REQUIRED TASK — What follows is a set of records; repeat all of them exactly.
+--
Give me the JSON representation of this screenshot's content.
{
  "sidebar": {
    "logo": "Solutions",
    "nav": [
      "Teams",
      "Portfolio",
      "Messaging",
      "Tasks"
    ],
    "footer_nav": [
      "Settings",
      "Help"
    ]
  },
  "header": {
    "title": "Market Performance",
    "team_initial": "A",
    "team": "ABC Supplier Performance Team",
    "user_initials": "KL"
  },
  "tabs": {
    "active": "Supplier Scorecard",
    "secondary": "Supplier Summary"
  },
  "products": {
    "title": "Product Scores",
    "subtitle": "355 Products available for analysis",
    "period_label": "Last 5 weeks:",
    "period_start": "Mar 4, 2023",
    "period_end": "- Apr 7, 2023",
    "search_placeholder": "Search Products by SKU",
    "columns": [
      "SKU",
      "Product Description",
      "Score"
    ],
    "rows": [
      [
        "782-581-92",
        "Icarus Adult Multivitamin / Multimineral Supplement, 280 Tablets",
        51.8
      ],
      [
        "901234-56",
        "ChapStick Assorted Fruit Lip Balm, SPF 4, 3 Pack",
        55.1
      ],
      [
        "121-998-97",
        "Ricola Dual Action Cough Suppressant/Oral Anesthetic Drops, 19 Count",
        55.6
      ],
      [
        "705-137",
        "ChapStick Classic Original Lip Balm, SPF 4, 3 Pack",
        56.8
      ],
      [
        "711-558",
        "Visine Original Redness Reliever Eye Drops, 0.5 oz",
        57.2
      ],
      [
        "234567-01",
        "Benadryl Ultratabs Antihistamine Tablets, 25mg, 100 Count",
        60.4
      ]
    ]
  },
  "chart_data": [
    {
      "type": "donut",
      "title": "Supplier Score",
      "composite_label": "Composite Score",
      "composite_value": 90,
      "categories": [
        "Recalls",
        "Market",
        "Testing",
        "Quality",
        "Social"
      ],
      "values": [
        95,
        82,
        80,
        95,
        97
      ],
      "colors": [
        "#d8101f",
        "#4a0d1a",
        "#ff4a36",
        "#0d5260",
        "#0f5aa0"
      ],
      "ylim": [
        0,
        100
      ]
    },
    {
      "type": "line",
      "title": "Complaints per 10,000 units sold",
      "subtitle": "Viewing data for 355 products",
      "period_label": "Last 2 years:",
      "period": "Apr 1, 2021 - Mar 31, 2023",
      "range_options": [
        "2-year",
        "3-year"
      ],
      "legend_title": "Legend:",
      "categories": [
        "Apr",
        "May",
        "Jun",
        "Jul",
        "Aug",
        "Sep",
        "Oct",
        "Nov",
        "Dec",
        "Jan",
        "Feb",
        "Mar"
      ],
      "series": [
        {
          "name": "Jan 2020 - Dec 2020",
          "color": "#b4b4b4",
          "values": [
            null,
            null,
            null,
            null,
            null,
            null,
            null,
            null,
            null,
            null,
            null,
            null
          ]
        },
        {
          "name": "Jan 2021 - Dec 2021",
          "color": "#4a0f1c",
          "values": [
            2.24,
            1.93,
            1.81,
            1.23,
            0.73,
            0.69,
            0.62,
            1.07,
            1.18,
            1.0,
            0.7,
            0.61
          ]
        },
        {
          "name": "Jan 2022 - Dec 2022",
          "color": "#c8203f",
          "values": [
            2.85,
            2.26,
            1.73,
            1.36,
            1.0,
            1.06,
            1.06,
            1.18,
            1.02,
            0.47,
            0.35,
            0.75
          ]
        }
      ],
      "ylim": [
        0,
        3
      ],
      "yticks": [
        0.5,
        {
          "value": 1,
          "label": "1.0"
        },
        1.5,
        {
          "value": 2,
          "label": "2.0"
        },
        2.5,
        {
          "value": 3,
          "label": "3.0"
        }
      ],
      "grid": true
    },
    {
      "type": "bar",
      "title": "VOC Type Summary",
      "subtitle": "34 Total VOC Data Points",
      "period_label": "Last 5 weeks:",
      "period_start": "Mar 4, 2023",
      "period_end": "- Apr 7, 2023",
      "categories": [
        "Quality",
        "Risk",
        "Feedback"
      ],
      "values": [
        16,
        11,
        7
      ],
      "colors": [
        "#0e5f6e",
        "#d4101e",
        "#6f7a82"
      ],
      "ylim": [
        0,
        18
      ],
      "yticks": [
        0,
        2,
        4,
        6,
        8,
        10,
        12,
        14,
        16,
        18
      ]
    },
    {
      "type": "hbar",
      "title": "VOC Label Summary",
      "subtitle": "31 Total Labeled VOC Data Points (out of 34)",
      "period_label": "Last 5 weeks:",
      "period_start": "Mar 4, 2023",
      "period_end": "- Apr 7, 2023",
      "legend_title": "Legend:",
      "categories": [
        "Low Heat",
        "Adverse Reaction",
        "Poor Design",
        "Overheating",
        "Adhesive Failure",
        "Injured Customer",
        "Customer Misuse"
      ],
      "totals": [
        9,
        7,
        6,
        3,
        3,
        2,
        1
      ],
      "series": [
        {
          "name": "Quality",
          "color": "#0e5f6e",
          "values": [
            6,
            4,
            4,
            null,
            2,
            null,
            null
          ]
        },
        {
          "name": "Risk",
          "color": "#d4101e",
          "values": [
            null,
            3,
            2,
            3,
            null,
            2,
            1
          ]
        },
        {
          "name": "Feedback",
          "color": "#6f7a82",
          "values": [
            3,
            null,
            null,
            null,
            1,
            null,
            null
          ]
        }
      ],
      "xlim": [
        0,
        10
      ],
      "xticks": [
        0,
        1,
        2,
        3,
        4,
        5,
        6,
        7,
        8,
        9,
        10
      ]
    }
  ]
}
+--
RESULT —
Give me the JSON representation of this screenshot's content.
{
  "sidebar": {
    "logo": "Solutions",
    "nav": [
      "Teams",
      "Portfolio",
      "Messaging",
      "Tasks"
    ],
    "footer_nav": [
      "Settings",
      "Help"
    ]
  },
  "header": {
    "title": "Market Performance",
    "team_initial": "A",
    "team": "ABC Supplier Performance Team",
    "user_initials": "KL"
  },
  "tabs": {
    "active": "Supplier Scorecard",
    "secondary": "Supplier Summary"
  },
  "products": {
    "title": "Product Scores",
    "subtitle": "355 Products available for analysis",
    "period_label": "Last 5 weeks:",
    "period_start": "Mar 4, 2023",
    "period_end": "- Apr 7, 2023",
    "search_placeholder": "Search Products by SKU",
    "columns": [
      "SKU",
      "Product Description",
      "Score"
    ],
    "rows": [
      [
        "782-581-92",
        "Icarus Adult Multivitamin / Multimineral Supplement, 280 Tablets",
        51.8
      ],
      [
        "901234-56",
        "ChapStick Assorted Fruit Lip Balm, SPF 4, 3 Pack",
        55.1
      ],
      [
        "121-998-97",
        "Ricola Dual Action Cough Suppressant/Oral Anesthetic Drops, 19 Count",
        55.6
      ],
      [
        "705-137",
        "ChapStick Classic Original Lip Balm, SPF 4, 3 Pack",
        56.8
      ],
      [
        "711-558",
        "Visine Original Redness Reliever Eye Drops, 0.5 oz",
        57.2
      ],
      [
        "234567-01",
        "Benadryl Ultratabs Antihistamine Tablets, 25mg, 100 Count",
        60.4
      ]
    ]
  },
  "chart_data": [
    {
      "type": "donut",
      "title": "Supplier Score",
      "composite_label": "Composite Score",
      "composite_value": 90,
      "categories": [
        "Recalls",
        "Market",
        "Testing",
        "Quality",
        "Social"
      ],
      "values": [
        95,
        82,
        80,
        95,
        97
      ],
      "colors": [
        "#d8101f",
        "#4a0d1a",
        "#ff4a36",
        "#0d5260",
        "#0f5aa0"
      ],
      "ylim": [
        0,
        100
      ]
    },
    {
      "type": "line",
      "title": "Complaints per 10,000 units sold",
      "subtitle": "Viewing data for 355 products",
      "period_label": "Last 2 years:",
      "period": "Apr 1, 2021 - Mar 31, 2023",
      "range_options": [
        "2-year",
        "3-year"
      ],
      "legend_title": "Legend:",
      "categories": [
        "Apr",
        "May",
        "Jun",
        "Jul",
        "Aug",
        "Sep",
        "Oct",
        "Nov",
        "Dec",
        "Jan",
        "Feb",
        "Mar"
      ],
      "series": [
        {
          "name": "Jan 2020 - Dec 2020",
          "color": "#b4b4b4",
          "values": [
            null,
            null,
            null,
            null,
            null,
            null,
            null,
            null,
            null,
            null,
            null,
            null
          ]
        },
        {
          "name": "Jan 2021 - Dec 2021",
          "color": "#4a0f1c",
          "values": [
            2.24,
            1.93,
            1.81,
            1.23,
            0.73,
            0.69,
            0.62,
            1.07,
            1.18,
            1.0,
            0.7,
            0.61
          ]
        },
        {
          "name": "Jan 2022 - Dec 2022",
          "color": "#c8203f",
          "values": [
            2.85,
            2.26,
            1.73,
            1.36,
            1.0,
            1.06,
            1.06,
            1.18,
            1.02,
            0.47,
            0.35,
            0.75
          ]
        }
      ],
      "ylim": [
        0,
        3
      ],
      "yticks": [
        0.5,
        {
          "value": 1,
          "label": "1.0"
        },
        1.5,
        {
          "value": 2,
          "label": "2.0"
        },
        2.5,
        {
          "value": 3,
          "label": "3.0"
        }
      ],
      "grid": true
    },
    {
      "type": "bar",
      "title": "VOC Type Summary",
      "subtitle": "34 Total VOC Data Points",
      "period_label": "Last 5 weeks:",
      "period_start": "Mar 4, 2023",
      "period_end": "- Apr 7, 2023",
      "categories": [
        "Quality",
        "Risk",
        "Feedback"
      ],
      "values": [
        16,
        11,
        7
      ],
      "colors": [
        "#0e5f6e",
        "#d4101e",
        "#6f7a82"
      ],
      "ylim": [
        0,
        18
      ],
      "yticks": [
        0,
        2,
        4,
        6,
        8,
        10,
        12,
        14,
        16,
        18
      ]
    },
    {
      "type": "hbar",
      "title": "VOC Label Summary",
      "subtitle": "31 Total Labeled VOC Data Points (out of 34)",
      "period_label": "Last 5 weeks:",
      "period_start": "Mar 4, 2023",
      "period_end": "- Apr 7, 2023",
      "legend_title": "Legend:",
      "categories": [
        "Low Heat",
        "Adverse Reaction",
        "Poor Design",
        "Overheating",
        "Adhesive Failure",
        "Injured Customer",
        "Customer Misuse"
      ],
      "totals": [
        9,
        7,
        6,
        3,
        3,
        2,
        1
      ],
      "series": [
        {
          "name": "Quality",
          "color": "#0e5f6e",
          "values": [
            6,
            4,
            4,
            null,
            2,
            null,
            null
          ]
        },
        {
          "name": "Risk",
          "color": "#d4101e",
          "values": [
            null,
            3,
            2,
            3,
            null,
            2,
            1
          ]
        },
        {
          "name": "Feedback",
          "color": "#6f7a82",
          "values": [
            3,
            null,
            null,
            null,
            1,
            null,
            null
          ]
        }
      ],
      "xlim": [
        0,
        10
      ],
      "xticks": [
        0,
        1,
        2,
        3,
        4,
        5,
        6,
        7,
        8,
        9,
        10
      ]
    }
  ]
}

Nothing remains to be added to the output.